# [Exercise task]
Quote exactly, and only, the lines from the one with "Output a JSON" through the end of the listing.

# [Dataset records]
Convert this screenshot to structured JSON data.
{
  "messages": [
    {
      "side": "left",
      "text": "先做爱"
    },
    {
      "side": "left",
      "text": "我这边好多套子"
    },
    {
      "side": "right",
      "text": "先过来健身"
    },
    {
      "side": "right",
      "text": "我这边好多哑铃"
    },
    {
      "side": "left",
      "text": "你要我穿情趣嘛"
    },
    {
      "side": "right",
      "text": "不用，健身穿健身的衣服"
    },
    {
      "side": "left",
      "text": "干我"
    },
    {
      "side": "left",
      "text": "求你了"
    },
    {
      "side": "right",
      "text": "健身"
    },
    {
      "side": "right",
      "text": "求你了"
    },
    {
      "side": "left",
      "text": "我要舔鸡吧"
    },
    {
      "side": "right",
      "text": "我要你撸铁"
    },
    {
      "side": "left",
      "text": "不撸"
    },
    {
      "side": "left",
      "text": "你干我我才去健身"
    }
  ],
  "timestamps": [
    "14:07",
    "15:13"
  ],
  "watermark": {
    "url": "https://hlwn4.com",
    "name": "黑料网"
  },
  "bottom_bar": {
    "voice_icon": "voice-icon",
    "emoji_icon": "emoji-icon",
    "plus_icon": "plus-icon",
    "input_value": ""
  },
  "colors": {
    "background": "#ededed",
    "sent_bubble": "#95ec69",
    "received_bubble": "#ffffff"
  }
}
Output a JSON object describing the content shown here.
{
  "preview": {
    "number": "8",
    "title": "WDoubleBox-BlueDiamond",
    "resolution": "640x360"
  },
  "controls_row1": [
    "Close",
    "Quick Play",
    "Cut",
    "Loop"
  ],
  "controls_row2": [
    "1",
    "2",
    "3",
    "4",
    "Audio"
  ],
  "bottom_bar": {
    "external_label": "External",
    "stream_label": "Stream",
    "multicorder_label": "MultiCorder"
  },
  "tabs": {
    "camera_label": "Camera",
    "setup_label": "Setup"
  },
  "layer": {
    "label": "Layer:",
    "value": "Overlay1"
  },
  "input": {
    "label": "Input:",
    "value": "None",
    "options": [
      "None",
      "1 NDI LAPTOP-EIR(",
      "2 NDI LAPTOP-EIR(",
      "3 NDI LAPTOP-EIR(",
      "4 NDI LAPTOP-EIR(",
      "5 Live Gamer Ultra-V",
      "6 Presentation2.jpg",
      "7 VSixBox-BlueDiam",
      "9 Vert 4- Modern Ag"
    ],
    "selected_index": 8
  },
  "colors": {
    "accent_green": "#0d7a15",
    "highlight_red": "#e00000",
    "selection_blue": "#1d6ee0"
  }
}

# [Response to this task]
Output a JSON object describing the content shown here.
{
  "preview": {
    "number": "8",
    "title": "WDoubleBox-BlueDiamond",
    "resolution": "640x360"
  },
  "controls_row1": [
    "Close",
    "Quick Play",
    "Cut",
    "Loop"
  ],
  "controls_row2": [
    "1",
    "2",
    "3",
    "4",
    "Audio"
  ],
  "bottom_bar": {
    "external_label": "External",
    "stream_label": "Stream",
    "multicorder_label": "MultiCorder"
  },
  "tabs": {
    "camera_label": "Camera",
    "setup_label": "Setup"
  },
  "layer": {
    "label": "Layer:",
    "value": "Overlay1"
  },
  "input": {
    "label": "Input:",
    "value": "None",
    "options": [
      "None",
      "1 NDI LAPTOP-EIR(",
      "2 NDI LAPTOP-EIR(",
      "3 NDI LAPTOP-EIR(",
      "4 NDI LAPTOP-EIR(",
      "5 Live Gamer Ultra-V",
      "6 Presentation2.jpg",
      "7 VSixBox-BlueDiam",
      "9 Vert 4- Modern Ag"
    ],
    "selected_index": 8
  },
  "colors": {
    "accent_green": "#0d7a15",
    "highlight_red": "#e00000",
    "selection_blue": "#1d6ee0"
  }
}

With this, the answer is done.